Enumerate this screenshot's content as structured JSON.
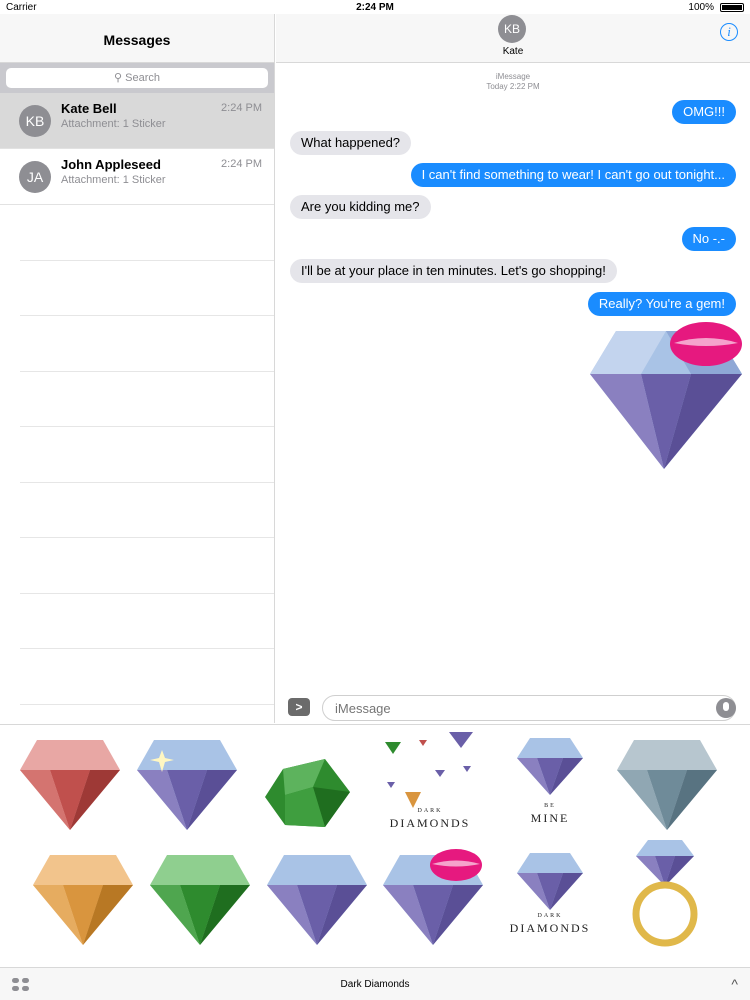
{
  "status_bar": {
    "carrier": "Carrier",
    "time": "2:24 PM",
    "battery": "100%"
  },
  "sidebar": {
    "title": "Messages",
    "search_placeholder": "Search",
    "conversations": [
      {
        "initials": "KB",
        "name": "Kate Bell",
        "preview": "Attachment: 1 Sticker",
        "time": "2:24 PM",
        "selected": true
      },
      {
        "initials": "JA",
        "name": "John Appleseed",
        "preview": "Attachment: 1 Sticker",
        "time": "2:24 PM",
        "selected": false
      }
    ]
  },
  "chat": {
    "contact_initials": "KB",
    "contact_name": "Kate",
    "service": "iMessage",
    "timestamp": "Today 2:22 PM",
    "messages": [
      {
        "dir": "out",
        "text": "OMG!!!"
      },
      {
        "dir": "in",
        "text": "What happened?"
      },
      {
        "dir": "out",
        "text": "I can't find something to wear! I can't go out tonight..."
      },
      {
        "dir": "in",
        "text": "Are you kidding me?"
      },
      {
        "dir": "out",
        "text": "No -.-"
      },
      {
        "dir": "in",
        "text": "I'll be at your place in ten minutes. Let's go shopping!"
      },
      {
        "dir": "out",
        "text": "Really? You're a gem!"
      }
    ],
    "input_placeholder": "iMessage",
    "apps_button": ">"
  },
  "stickers": {
    "labels": {
      "dark_diamonds": "DIAMONDS",
      "dark_small": "DARK",
      "be": "BE",
      "mine": "MINE"
    },
    "colors": {
      "ruby": "#c0504d",
      "sapphire": "#6a5fa8",
      "emerald": "#2e8b2e",
      "topaz": "#d9953e",
      "grey": "#6f8b99",
      "ice": "#a9c3e6",
      "lips": "#e6197f",
      "gold": "#e0b84a"
    }
  },
  "bottom_bar": {
    "title": "Dark Diamonds",
    "chevron": "^"
  }
}
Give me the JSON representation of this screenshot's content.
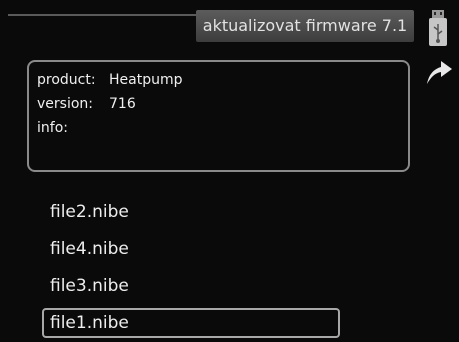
{
  "header": {
    "title": "aktualizovat firmware 7.1"
  },
  "icons": {
    "top": "usb-icon",
    "second": "back-arrow-icon"
  },
  "info": {
    "product_label": "product:",
    "product_value": "Heatpump",
    "version_label": "version:",
    "version_value": "716",
    "info_label": "info:",
    "info_value": ""
  },
  "files": [
    {
      "name": "file2.nibe",
      "selected": false
    },
    {
      "name": "file4.nibe",
      "selected": false
    },
    {
      "name": "file3.nibe",
      "selected": false
    },
    {
      "name": "file1.nibe",
      "selected": true
    }
  ],
  "colors": {
    "background": "#0a0a0a",
    "frame": "#8a8a8a",
    "text": "#eeeeee"
  }
}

== == ==

> **WHAT YOU HAVE TO DO**
Each line containing "content" counts once; state the total number of such lines and nothing else.

> **EXERCISE SOLUTION**
2